__What is required__. Return every record verbatim.
======== Provided information ========
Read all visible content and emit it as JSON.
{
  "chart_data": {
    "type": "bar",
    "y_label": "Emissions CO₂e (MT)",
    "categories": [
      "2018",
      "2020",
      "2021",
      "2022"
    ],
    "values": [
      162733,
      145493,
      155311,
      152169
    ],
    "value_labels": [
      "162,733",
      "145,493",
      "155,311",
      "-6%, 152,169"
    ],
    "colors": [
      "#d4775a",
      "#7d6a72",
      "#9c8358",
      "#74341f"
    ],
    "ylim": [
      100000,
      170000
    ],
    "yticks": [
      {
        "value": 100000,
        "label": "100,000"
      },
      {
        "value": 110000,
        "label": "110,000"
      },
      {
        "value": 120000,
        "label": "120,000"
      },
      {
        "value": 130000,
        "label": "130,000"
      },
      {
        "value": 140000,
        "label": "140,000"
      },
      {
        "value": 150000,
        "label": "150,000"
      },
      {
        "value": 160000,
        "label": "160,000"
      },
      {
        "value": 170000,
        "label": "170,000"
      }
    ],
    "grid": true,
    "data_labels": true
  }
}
========
__Solution to this exercise__.
Read all visible content and emit it as JSON.
{
  "chart_data": {
    "type": "bar",
    "y_label": "Emissions CO₂e (MT)",
    "categories": [
      "2018",
      "2020",
      "2021",
      "2022"
    ],
    "values": [
      162733,
      145493,
      155311,
      152169
    ],
    "value_labels": [
      "162,733",
      "145,493",
      "155,311",
      "-6%, 152,169"
    ],
    "colors": [
      "#d4775a",
      "#7d6a72",
      "#9c8358",
      "#74341f"
    ],
    "ylim": [
      100000,
      170000
    ],
    "yticks": [
      {
        "value": 100000,
        "label": "100,000"
      },
      {
        "value": 110000,
        "label": "110,000"
      },
      {
        "value": 120000,
        "label": "120,000"
      },
      {
        "value": 130000,
        "label": "130,000"
      },
      {
        "value": 140000,
        "label": "140,000"
      },
      {
        "value": 150000,
        "label": "150,000"
      },
      {
        "value": 160000,
        "label": "160,000"
      },
      {
        "value": 170000,
        "label": "170,000"
      }
    ],
    "grid": true,
    "data_labels": true
  }
}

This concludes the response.